• What needs to be done
Go through the material below and count the lines with the string "propios"; the number is the whole answer.

————

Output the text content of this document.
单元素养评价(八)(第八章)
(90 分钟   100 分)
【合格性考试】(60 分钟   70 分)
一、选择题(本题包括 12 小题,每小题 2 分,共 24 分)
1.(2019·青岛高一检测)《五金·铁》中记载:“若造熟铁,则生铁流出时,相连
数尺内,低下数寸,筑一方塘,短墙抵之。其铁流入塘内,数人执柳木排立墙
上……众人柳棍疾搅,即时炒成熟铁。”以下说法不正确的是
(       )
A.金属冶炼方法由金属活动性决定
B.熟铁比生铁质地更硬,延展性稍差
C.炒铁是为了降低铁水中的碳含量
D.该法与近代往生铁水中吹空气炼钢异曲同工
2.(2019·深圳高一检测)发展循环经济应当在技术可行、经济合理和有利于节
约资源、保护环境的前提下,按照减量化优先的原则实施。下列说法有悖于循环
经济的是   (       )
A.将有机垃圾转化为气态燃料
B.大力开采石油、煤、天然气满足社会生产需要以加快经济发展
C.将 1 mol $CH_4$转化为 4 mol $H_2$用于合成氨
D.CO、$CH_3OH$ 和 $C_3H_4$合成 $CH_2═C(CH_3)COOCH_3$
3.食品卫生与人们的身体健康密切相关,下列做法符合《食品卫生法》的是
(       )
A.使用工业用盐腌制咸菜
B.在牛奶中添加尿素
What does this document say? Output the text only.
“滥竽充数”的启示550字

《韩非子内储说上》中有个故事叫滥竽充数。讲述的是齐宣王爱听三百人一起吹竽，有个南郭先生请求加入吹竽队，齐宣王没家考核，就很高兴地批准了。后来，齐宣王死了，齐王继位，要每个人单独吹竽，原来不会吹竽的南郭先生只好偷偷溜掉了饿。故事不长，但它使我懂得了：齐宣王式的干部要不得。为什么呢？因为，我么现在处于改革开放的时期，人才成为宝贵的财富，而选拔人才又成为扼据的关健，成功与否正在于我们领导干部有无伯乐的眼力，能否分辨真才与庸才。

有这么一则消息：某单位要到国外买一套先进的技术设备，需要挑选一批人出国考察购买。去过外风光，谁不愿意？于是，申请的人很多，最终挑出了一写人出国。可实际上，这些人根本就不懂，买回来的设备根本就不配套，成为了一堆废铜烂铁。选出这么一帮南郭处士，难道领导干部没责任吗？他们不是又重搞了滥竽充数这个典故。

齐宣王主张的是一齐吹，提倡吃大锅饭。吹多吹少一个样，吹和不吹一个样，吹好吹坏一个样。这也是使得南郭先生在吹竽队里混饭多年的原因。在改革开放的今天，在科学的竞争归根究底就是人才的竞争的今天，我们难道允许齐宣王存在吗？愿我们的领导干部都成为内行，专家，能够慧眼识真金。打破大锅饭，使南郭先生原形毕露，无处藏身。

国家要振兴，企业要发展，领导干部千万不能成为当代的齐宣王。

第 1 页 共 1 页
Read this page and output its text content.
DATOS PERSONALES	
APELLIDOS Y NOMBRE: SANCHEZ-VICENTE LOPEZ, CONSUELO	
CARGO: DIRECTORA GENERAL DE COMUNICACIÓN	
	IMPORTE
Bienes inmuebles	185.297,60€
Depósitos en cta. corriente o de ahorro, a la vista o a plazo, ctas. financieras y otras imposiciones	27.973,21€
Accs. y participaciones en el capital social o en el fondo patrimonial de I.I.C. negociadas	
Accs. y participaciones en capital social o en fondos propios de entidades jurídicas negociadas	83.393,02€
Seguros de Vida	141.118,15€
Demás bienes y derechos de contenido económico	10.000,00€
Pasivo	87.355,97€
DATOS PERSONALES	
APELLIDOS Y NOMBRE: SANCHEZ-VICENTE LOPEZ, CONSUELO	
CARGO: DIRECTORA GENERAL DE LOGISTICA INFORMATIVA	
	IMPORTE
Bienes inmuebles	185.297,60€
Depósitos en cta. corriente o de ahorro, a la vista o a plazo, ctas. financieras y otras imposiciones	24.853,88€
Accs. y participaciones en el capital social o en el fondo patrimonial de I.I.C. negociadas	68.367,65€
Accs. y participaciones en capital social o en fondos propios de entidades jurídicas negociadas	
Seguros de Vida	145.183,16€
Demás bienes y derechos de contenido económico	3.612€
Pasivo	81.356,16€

————

• Problem solution
2